RECORDS SHOWN
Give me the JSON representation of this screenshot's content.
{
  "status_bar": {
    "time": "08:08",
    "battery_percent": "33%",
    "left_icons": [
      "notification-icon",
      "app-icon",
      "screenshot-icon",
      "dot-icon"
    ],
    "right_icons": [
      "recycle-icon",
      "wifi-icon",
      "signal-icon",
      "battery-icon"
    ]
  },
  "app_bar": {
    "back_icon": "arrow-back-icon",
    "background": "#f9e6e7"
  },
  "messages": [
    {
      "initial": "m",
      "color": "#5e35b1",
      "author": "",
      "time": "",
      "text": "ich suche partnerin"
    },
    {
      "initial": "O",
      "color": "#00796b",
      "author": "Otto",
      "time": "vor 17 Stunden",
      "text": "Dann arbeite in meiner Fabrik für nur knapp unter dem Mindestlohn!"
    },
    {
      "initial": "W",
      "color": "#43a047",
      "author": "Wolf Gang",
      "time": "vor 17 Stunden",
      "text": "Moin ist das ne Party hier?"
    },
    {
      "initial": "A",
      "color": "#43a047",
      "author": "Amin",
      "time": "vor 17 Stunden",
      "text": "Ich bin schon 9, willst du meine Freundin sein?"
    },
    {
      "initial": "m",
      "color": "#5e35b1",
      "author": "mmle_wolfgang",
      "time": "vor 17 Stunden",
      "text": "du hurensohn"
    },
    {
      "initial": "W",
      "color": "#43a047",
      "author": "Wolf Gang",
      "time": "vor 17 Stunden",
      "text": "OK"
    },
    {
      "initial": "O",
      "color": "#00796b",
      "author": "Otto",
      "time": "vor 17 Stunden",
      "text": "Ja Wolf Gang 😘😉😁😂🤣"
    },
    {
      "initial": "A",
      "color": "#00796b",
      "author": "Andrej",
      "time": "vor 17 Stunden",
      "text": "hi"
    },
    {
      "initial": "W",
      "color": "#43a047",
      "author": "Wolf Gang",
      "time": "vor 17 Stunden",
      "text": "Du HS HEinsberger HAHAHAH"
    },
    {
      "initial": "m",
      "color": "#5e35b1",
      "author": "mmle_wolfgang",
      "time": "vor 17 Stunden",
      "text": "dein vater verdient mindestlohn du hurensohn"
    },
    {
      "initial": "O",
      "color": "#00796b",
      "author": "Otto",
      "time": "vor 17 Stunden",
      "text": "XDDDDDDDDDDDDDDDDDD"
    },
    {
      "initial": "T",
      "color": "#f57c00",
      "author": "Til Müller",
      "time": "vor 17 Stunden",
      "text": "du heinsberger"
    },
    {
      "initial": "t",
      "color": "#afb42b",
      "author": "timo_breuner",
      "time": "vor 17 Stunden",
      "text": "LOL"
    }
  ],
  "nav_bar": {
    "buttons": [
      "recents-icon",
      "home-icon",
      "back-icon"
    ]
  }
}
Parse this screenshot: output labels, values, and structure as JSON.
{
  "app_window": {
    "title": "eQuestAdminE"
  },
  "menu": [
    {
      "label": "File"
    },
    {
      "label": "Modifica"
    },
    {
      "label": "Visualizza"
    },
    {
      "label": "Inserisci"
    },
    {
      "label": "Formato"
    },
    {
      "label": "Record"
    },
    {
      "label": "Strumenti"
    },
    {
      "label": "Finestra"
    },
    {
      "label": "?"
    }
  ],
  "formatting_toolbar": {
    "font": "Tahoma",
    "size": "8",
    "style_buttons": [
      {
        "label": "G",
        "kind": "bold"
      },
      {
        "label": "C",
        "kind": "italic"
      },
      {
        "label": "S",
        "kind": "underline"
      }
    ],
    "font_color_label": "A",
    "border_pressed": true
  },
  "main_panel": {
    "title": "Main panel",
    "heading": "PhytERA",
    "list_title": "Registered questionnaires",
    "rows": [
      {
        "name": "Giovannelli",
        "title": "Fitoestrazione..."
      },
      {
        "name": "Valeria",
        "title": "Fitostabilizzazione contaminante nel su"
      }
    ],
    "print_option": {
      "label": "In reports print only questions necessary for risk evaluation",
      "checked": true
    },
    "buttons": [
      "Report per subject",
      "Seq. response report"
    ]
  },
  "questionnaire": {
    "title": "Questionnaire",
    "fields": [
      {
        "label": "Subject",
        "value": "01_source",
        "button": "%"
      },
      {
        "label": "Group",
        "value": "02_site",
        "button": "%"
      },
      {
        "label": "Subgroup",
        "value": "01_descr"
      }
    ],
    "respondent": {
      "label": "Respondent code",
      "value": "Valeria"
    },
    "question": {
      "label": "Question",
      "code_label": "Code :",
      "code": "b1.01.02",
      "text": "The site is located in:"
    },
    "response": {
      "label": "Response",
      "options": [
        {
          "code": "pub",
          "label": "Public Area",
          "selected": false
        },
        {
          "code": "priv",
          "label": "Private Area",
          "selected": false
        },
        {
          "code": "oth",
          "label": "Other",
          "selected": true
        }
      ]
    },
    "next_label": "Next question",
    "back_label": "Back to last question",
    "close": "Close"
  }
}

PROBLEM REQUIREMENTS
Copy all data exactly, start to finish.

SOLUTION
Give me the JSON representation of this screenshot's content.
{
  "status_bar": {
    "time": "08:08",
    "battery_percent": "33%",
    "left_icons": [
      "notification-icon",
      "app-icon",
      "screenshot-icon",
      "dot-icon"
    ],
    "right_icons": [
      "recycle-icon",
      "wifi-icon",
      "signal-icon",
      "battery-icon"
    ]
  },
  "app_bar": {
    "back_icon": "arrow-back-icon",
    "background": "#f9e6e7"
  },
  "messages": [
    {
      "initial": "m",
      "color": "#5e35b1",
      "author": "",
      "time": "",
      "text": "ich suche partnerin"
    },
    {
      "initial": "O",
      "color": "#00796b",
      "author": "Otto",
      "time": "vor 17 Stunden",
      "text": "Dann arbeite in meiner Fabrik für nur knapp unter dem Mindestlohn!"
    },
    {
      "initial": "W",
      "color": "#43a047",
      "author": "Wolf Gang",
      "time": "vor 17 Stunden",
      "text": "Moin ist das ne Party hier?"
    },
    {
      "initial": "A",
      "color": "#43a047",
      "author": "Amin",
      "time": "vor 17 Stunden",
      "text": "Ich bin schon 9, willst du meine Freundin sein?"
    },
    {
      "initial": "m",
      "color": "#5e35b1",
      "author": "mmle_wolfgang",
      "time": "vor 17 Stunden",
      "text": "du hurensohn"
    },
    {
      "initial": "W",
      "color": "#43a047",
      "author": "Wolf Gang",
      "time": "vor 17 Stunden",
      "text": "OK"
    },
    {
      "initial": "O",
      "color": "#00796b",
      "author": "Otto",
      "time": "vor 17 Stunden",
      "text": "Ja Wolf Gang 😘😉😁😂🤣"
    },
    {
      "initial": "A",
      "color": "#00796b",
      "author": "Andrej",
      "time": "vor 17 Stunden",
      "text": "hi"
    },
    {
      "initial": "W",
      "color": "#43a047",
      "author": "Wolf Gang",
      "time": "vor 17 Stunden",
      "text": "Du HS HEinsberger HAHAHAH"
    },
    {
      "initial": "m",
      "color": "#5e35b1",
      "author": "mmle_wolfgang",
      "time": "vor 17 Stunden",
      "text": "dein vater verdient mindestlohn du hurensohn"
    },
    {
      "initial": "O",
      "color": "#00796b",
      "author": "Otto",
      "time": "vor 17 Stunden",
      "text": "XDDDDDDDDDDDDDDDDDD"
    },
    {
      "initial": "T",
      "color": "#f57c00",
      "author": "Til Müller",
      "time": "vor 17 Stunden",
      "text": "du heinsberger"
    },
    {
      "initial": "t",
      "color": "#afb42b",
      "author": "timo_breuner",
      "time": "vor 17 Stunden",
      "text": "LOL"
    }
  ],
  "nav_bar": {
    "buttons": [
      "recents-icon",
      "home-icon",
      "back-icon"
    ]
  }
}
Parse this screenshot: output labels, values, and structure as JSON.
{
  "app_window": {
    "title": "eQuestAdminE"
  },
  "menu": [
    {
      "label": "File"
    },
    {
      "label": "Modifica"
    },
    {
      "label": "Visualizza"
    },
    {
      "label": "Inserisci"
    },
    {
      "label": "Formato"
    },
    {
      "label": "Record"
    },
    {
      "label": "Strumenti"
    },
    {
      "label": "Finestra"
    },
    {
      "label": "?"
    }
  ],
  "formatting_toolbar": {
    "font": "Tahoma",
    "size": "8",
    "style_buttons": [
      {
        "label": "G",
        "kind": "bold"
      },
      {
        "label": "C",
        "kind": "italic"
      },
      {
        "label": "S",
        "kind": "underline"
      }
    ],
    "font_color_label": "A",
    "border_pressed": true
  },
  "main_panel": {
    "title": "Main panel",
    "heading": "PhytERA",
    "list_title": "Registered questionnaires",
    "rows": [
      {
        "name": "Giovannelli",
        "title": "Fitoestrazione..."
      },
      {
        "name": "Valeria",
        "title": "Fitostabilizzazione contaminante nel su"
      }
    ],
    "print_option": {
      "label": "In reports print only questions necessary for risk evaluation",
      "checked": true
    },
    "buttons": [
      "Report per subject",
      "Seq. response report"
    ]
  },
  "questionnaire": {
    "title": "Questionnaire",
    "fields": [
      {
        "label": "Subject",
        "value": "01_source",
        "button": "%"
      },
      {
        "label": "Group",
        "value": "02_site",
        "button": "%"
      },
      {
        "label": "Subgroup",
        "value": "01_descr"
      }
    ],
    "respondent": {
      "label": "Respondent code",
      "value": "Valeria"
    },
    "question": {
      "label": "Question",
      "code_label": "Code :",
      "code": "b1.01.02",
      "text": "The site is located in:"
    },
    "response": {
      "label": "Response",
      "options": [
        {
          "code": "pub",
          "label": "Public Area",
          "selected": false
        },
        {
          "code": "priv",
          "label": "Private Area",
          "selected": false
        },
        {
          "code": "oth",
          "label": "Other",
          "selected": true
        }
      ]
    },
    "next_label": "Next question",
    "back_label": "Back to last question",
    "close": "Close"
  }
}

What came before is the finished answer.